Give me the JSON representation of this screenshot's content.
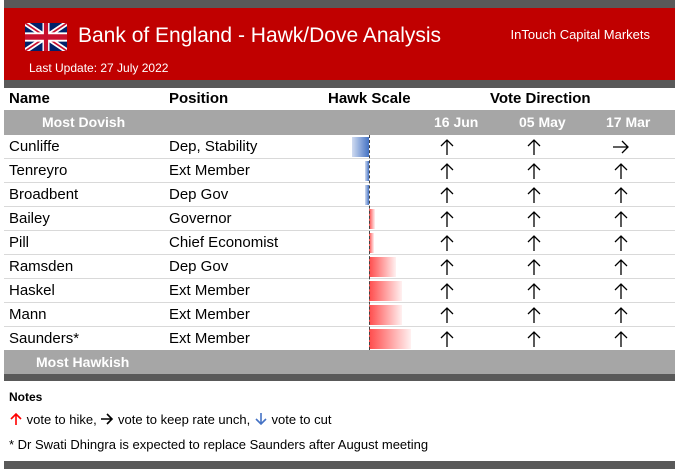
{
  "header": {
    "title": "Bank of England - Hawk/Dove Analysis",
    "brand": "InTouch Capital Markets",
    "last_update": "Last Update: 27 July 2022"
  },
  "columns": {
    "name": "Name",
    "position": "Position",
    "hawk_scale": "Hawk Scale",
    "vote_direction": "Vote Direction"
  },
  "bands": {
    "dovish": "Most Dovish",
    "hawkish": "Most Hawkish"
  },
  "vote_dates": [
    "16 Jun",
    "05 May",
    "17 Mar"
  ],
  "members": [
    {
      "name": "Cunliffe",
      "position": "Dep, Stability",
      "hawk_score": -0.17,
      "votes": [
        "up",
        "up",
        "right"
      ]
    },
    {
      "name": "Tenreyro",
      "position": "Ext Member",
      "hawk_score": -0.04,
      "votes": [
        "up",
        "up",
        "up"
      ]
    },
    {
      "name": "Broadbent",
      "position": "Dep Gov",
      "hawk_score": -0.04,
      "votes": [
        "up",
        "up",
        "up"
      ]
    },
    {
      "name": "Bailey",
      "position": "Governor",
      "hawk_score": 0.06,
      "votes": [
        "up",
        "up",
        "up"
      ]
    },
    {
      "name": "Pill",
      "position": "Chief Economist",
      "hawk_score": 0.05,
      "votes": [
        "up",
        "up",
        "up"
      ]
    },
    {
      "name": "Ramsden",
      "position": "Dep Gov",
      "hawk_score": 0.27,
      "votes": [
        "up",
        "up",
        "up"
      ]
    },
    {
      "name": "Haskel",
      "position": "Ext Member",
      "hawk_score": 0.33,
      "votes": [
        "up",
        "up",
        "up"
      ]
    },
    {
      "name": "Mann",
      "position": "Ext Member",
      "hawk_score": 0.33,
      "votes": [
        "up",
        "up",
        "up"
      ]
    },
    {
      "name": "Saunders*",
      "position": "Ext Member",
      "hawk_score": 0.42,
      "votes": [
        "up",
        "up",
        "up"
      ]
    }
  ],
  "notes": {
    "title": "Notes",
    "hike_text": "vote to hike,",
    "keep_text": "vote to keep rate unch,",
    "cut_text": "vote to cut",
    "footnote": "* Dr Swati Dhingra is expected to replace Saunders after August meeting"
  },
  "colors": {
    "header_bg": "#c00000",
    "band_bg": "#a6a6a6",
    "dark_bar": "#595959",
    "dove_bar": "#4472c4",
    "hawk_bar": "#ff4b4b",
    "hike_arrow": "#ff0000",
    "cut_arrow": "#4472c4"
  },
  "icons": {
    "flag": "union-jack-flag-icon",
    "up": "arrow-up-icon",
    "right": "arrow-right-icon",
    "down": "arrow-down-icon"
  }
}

----------------

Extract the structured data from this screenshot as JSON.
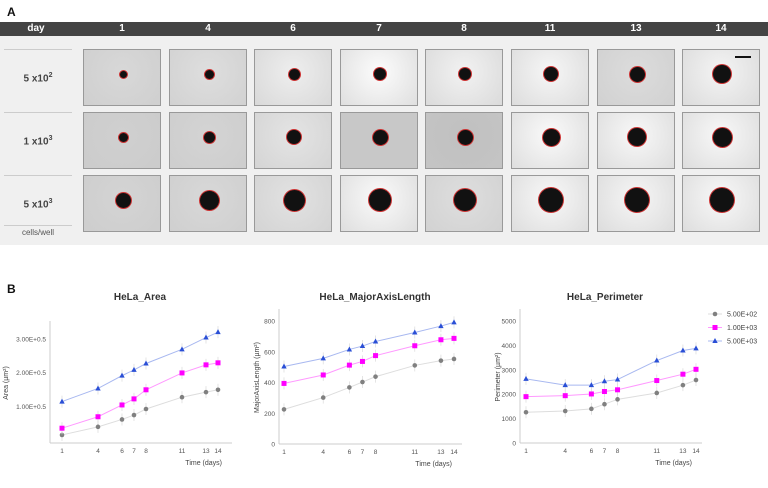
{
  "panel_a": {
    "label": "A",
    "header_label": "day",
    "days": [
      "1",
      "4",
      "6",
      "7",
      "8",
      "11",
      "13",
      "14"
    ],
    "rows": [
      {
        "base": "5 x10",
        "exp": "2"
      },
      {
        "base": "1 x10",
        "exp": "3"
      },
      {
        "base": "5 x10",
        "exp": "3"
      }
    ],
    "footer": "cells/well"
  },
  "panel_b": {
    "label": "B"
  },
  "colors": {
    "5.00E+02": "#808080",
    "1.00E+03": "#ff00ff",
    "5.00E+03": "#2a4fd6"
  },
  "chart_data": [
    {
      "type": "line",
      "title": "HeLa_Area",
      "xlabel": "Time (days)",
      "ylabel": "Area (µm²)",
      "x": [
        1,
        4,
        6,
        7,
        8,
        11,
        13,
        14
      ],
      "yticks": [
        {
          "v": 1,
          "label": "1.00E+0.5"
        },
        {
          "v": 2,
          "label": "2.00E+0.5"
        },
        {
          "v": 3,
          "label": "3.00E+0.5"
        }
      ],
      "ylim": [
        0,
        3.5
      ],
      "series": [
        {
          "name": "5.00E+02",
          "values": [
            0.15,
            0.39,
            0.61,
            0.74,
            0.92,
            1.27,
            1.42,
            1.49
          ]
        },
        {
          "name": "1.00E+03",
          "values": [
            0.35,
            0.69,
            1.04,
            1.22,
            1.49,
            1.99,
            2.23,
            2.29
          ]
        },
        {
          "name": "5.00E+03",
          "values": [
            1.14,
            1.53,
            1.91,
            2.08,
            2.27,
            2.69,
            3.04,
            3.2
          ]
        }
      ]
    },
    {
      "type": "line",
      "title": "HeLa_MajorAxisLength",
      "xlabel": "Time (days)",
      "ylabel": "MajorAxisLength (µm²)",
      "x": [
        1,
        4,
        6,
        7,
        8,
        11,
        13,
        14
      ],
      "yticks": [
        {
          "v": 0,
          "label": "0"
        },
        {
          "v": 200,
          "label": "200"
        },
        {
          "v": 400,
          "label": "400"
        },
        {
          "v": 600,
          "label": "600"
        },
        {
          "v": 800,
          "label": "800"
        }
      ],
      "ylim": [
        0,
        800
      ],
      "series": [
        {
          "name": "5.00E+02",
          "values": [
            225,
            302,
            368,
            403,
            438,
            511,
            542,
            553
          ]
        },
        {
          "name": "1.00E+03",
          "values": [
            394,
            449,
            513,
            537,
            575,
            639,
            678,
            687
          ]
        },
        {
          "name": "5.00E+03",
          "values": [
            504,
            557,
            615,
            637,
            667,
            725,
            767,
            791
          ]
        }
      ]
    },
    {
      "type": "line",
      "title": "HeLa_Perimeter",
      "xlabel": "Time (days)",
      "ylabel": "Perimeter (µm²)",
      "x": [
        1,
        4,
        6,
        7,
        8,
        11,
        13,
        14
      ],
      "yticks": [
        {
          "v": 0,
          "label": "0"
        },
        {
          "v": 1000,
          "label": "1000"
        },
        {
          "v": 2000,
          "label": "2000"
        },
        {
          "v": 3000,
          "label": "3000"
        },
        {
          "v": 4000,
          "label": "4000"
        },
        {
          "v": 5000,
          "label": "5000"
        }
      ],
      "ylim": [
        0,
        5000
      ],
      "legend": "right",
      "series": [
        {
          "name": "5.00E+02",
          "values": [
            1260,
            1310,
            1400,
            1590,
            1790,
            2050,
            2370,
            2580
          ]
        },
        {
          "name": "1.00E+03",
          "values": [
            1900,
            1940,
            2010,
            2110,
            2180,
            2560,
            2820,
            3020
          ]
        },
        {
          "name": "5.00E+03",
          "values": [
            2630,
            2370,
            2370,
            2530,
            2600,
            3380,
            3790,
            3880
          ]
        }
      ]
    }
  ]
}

----------------

> [Description of the task] Gather every line from the listing above in which the word "JSON" appears.

> [Answer to this task]
Give me the JSON representation of this screenshot's content.
Extract the structured data from this screenshot as JSON.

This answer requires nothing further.